SHORT PROBLEM: Copy out the items below line for line, changing nothing.

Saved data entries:
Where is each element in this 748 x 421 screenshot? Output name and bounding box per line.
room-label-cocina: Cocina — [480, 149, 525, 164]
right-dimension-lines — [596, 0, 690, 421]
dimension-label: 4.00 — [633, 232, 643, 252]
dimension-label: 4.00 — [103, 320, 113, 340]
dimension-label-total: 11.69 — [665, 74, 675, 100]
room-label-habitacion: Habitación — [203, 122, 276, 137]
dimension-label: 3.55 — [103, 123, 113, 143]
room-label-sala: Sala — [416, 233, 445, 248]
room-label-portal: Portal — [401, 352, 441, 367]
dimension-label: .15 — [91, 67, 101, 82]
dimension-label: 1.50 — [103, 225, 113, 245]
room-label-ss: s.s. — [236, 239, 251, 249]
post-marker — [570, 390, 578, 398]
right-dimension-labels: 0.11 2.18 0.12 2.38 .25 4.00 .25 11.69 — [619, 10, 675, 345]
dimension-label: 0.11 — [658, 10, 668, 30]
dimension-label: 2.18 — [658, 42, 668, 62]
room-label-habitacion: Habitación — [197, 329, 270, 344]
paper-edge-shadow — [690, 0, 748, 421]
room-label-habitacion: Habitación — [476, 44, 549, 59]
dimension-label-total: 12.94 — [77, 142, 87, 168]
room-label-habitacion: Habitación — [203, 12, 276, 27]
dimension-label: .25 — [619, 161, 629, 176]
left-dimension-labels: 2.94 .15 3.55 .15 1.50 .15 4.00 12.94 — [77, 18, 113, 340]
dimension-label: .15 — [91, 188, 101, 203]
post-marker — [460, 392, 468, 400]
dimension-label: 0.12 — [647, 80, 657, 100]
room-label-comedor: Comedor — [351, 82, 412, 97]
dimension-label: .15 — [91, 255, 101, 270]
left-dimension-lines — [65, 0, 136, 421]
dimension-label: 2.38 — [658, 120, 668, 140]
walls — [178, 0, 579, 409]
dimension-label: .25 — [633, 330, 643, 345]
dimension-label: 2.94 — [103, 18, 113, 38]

ANSWER BELOW:
Where is each element in this 748 x 421 screenshot? Output name and bounding box per line.
room-label-cocina: Cocina — [480, 149, 525, 164]
right-dimension-lines — [596, 0, 690, 421]
dimension-label: 4.00 — [633, 232, 643, 252]
dimension-label: 4.00 — [103, 320, 113, 340]
dimension-label-total: 11.69 — [665, 74, 675, 100]
room-label-habitacion: Habitación — [203, 122, 276, 137]
dimension-label: 3.55 — [103, 123, 113, 143]
room-label-sala: Sala — [416, 233, 445, 248]
room-label-portal: Portal — [401, 352, 441, 367]
dimension-label: .15 — [91, 67, 101, 82]
dimension-label: 1.50 — [103, 225, 113, 245]
room-label-ss: s.s. — [236, 239, 251, 249]
post-marker — [570, 390, 578, 398]
right-dimension-labels: 0.11 2.18 0.12 2.38 .25 4.00 .25 11.69 — [619, 10, 675, 345]
dimension-label: 0.11 — [658, 10, 668, 30]
dimension-label: 2.18 — [658, 42, 668, 62]
room-label-habitacion: Habitación — [197, 329, 270, 344]
paper-edge-shadow — [690, 0, 748, 421]
room-label-habitacion: Habitación — [476, 44, 549, 59]
dimension-label-total: 12.94 — [77, 142, 87, 168]
room-label-habitacion: Habitación — [203, 12, 276, 27]
dimension-label: .25 — [619, 161, 629, 176]
left-dimension-labels: 2.94 .15 3.55 .15 1.50 .15 4.00 12.94 — [77, 18, 113, 340]
dimension-label: .15 — [91, 188, 101, 203]
post-marker — [460, 392, 468, 400]
dimension-label: 0.12 — [647, 80, 657, 100]
room-label-comedor: Comedor — [351, 82, 412, 97]
dimension-label: .15 — [91, 255, 101, 270]
left-dimension-lines — [65, 0, 136, 421]
dimension-label: 2.38 — [658, 120, 668, 140]
walls — [178, 0, 579, 409]
dimension-label: .25 — [633, 330, 643, 345]
dimension-label: 2.94 — [103, 18, 113, 38]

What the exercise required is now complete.